Directions for this task:
Search the data for the string "diesen" and extract every line where it appears.

Collected data entries:
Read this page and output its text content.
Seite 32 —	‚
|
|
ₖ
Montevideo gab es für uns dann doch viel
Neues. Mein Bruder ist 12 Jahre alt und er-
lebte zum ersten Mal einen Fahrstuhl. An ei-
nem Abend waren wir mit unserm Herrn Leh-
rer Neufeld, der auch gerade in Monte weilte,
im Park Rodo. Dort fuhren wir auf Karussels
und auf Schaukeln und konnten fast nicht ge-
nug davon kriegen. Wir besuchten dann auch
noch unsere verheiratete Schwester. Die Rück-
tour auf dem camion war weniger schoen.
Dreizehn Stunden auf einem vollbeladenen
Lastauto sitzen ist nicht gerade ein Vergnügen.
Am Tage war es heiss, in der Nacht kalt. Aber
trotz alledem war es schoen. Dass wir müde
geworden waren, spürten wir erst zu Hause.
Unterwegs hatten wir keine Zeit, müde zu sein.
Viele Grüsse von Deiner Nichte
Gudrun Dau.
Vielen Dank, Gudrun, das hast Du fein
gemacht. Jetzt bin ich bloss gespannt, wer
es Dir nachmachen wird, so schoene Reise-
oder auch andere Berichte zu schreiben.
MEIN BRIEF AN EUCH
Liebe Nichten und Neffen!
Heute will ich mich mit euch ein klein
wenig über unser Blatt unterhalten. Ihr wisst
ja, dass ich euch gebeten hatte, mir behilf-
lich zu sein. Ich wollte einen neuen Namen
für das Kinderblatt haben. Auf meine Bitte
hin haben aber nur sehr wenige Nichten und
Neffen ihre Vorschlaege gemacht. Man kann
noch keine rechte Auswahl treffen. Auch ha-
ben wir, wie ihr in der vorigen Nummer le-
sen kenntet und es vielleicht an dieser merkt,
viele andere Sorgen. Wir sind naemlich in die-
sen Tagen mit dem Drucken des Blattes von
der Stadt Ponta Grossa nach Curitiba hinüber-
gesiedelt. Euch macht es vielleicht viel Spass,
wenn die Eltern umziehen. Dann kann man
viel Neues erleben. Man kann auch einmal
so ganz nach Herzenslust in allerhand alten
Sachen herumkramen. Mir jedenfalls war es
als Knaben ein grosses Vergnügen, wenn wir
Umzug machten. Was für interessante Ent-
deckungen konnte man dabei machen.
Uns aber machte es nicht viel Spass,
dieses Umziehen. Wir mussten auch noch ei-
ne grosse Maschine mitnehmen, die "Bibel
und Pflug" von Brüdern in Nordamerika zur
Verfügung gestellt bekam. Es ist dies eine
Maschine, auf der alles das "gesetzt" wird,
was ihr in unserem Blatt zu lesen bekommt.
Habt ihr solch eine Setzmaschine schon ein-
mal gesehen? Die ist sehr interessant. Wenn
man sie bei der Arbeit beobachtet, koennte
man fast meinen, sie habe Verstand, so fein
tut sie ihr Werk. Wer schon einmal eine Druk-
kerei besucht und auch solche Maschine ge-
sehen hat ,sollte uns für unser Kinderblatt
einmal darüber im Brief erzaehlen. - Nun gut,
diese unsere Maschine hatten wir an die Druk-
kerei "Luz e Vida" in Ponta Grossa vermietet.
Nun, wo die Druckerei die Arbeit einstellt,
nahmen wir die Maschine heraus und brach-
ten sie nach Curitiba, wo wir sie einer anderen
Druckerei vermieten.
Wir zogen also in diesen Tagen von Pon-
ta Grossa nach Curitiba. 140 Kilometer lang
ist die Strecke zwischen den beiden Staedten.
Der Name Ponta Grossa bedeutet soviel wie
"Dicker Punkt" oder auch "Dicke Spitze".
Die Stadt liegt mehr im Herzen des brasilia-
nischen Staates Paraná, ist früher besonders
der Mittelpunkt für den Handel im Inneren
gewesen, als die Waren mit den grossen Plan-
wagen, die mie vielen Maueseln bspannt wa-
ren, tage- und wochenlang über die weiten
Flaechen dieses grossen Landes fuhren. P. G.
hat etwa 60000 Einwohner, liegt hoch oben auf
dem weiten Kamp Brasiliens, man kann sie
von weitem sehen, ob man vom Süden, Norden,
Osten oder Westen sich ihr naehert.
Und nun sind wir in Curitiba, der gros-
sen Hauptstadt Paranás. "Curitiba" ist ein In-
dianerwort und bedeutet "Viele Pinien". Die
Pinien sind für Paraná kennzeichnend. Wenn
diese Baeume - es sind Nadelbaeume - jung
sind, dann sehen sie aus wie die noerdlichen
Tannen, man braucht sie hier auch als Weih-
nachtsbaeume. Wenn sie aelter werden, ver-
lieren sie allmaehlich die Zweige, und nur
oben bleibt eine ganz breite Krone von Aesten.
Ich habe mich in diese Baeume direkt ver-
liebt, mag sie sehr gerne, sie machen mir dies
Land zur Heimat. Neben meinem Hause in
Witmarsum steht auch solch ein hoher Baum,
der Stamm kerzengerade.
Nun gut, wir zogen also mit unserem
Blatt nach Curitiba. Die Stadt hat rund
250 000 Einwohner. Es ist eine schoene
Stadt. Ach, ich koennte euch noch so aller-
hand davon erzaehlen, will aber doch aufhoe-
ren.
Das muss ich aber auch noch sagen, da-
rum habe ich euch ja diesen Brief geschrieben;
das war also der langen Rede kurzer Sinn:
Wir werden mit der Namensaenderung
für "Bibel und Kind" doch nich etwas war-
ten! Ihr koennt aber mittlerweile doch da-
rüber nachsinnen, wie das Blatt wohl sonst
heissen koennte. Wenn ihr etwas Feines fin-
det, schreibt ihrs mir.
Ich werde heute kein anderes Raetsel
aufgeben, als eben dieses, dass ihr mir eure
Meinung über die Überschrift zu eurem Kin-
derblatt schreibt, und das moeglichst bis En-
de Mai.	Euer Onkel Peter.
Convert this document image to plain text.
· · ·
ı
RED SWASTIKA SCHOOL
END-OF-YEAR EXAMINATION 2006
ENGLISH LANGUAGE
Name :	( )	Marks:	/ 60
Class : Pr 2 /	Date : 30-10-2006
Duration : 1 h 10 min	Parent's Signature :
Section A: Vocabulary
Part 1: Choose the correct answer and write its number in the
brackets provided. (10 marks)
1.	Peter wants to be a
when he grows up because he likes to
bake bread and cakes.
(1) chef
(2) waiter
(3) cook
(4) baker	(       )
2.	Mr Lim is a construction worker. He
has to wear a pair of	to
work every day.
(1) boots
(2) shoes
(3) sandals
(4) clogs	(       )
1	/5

Result for this exercise:
Wir zogen also in diesen Tagen von Pon-
rum habe ich euch ja diesen Brief geschrieben;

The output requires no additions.